#### Information supplied:

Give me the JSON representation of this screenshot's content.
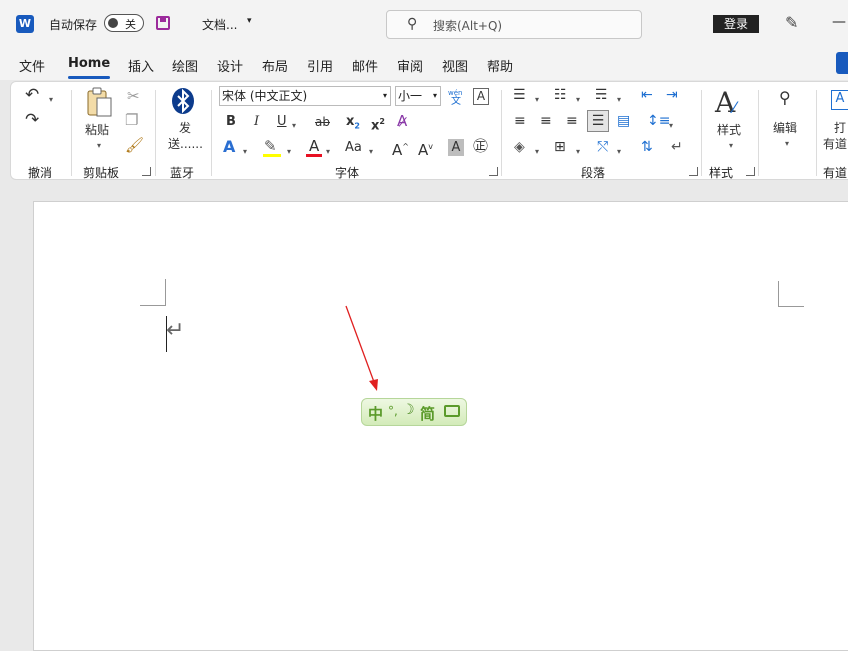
{
  "titlebar": {
    "app_logo": "W",
    "autosave_label": "自动保存",
    "autosave_state": "关",
    "doc_title": "文档...",
    "search_placeholder": "搜索(Alt+Q)",
    "login_label": "登录",
    "minimize": "—"
  },
  "menu": [
    "文件",
    "Home",
    "插入",
    "绘图",
    "设计",
    "布局",
    "引用",
    "邮件",
    "审阅",
    "视图",
    "帮助"
  ],
  "ribbon": {
    "undo_group": "撤消",
    "clipboard_group": "剪贴板",
    "paste_label": "粘贴",
    "bluetooth_label": "发送......",
    "bluetooth_group": "蓝牙",
    "font_name": "宋体 (中文正文)",
    "font_size": "小一",
    "phonetic_top": "wén",
    "phonetic_bottom": "文",
    "font_group": "字体",
    "bold": "B",
    "italic": "I",
    "underline": "U",
    "strike": "ab",
    "subscript": "x",
    "subscript_small": "2",
    "superscript": "x",
    "superscript_small": "2",
    "text_effect": "A",
    "font_color": "A",
    "change_case": "Aa",
    "grow_font": "A",
    "shrink_font": "A",
    "char_shade": "A",
    "paragraph_group": "段落",
    "styles_label": "样式",
    "styles_group": "样式",
    "editing_label": "编辑",
    "youdao_label_1": "打",
    "youdao_label_2": "有道",
    "youdao_group": "有道"
  },
  "ime": {
    "mode": "中",
    "jian": "简"
  },
  "colors": {
    "accent": "#185abd",
    "highlight": "#ffff00",
    "font_color": "#e81123",
    "ime_green": "#5a9a2a"
  }
}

#### Exercise details:
Transcribe all the data word for word; the images stay out.

#### The output:
Give me the JSON representation of this screenshot's content.
{
  "titlebar": {
    "app_logo": "W",
    "autosave_label": "自动保存",
    "autosave_state": "关",
    "doc_title": "文档...",
    "search_placeholder": "搜索(Alt+Q)",
    "login_label": "登录",
    "minimize": "—"
  },
  "menu": [
    "文件",
    "Home",
    "插入",
    "绘图",
    "设计",
    "布局",
    "引用",
    "邮件",
    "审阅",
    "视图",
    "帮助"
  ],
  "ribbon": {
    "undo_group": "撤消",
    "clipboard_group": "剪贴板",
    "paste_label": "粘贴",
    "bluetooth_label": "发送......",
    "bluetooth_group": "蓝牙",
    "font_name": "宋体 (中文正文)",
    "font_size": "小一",
    "phonetic_top": "wén",
    "phonetic_bottom": "文",
    "font_group": "字体",
    "bold": "B",
    "italic": "I",
    "underline": "U",
    "strike": "ab",
    "subscript": "x",
    "subscript_small": "2",
    "superscript": "x",
    "superscript_small": "2",
    "text_effect": "A",
    "font_color": "A",
    "change_case": "Aa",
    "grow_font": "A",
    "shrink_font": "A",
    "char_shade": "A",
    "paragraph_group": "段落",
    "styles_label": "样式",
    "styles_group": "样式",
    "editing_label": "编辑",
    "youdao_label_1": "打",
    "youdao_label_2": "有道",
    "youdao_group": "有道"
  },
  "ime": {
    "mode": "中",
    "jian": "简"
  },
  "colors": {
    "accent": "#185abd",
    "highlight": "#ffff00",
    "font_color": "#e81123",
    "ime_green": "#5a9a2a"
  }
}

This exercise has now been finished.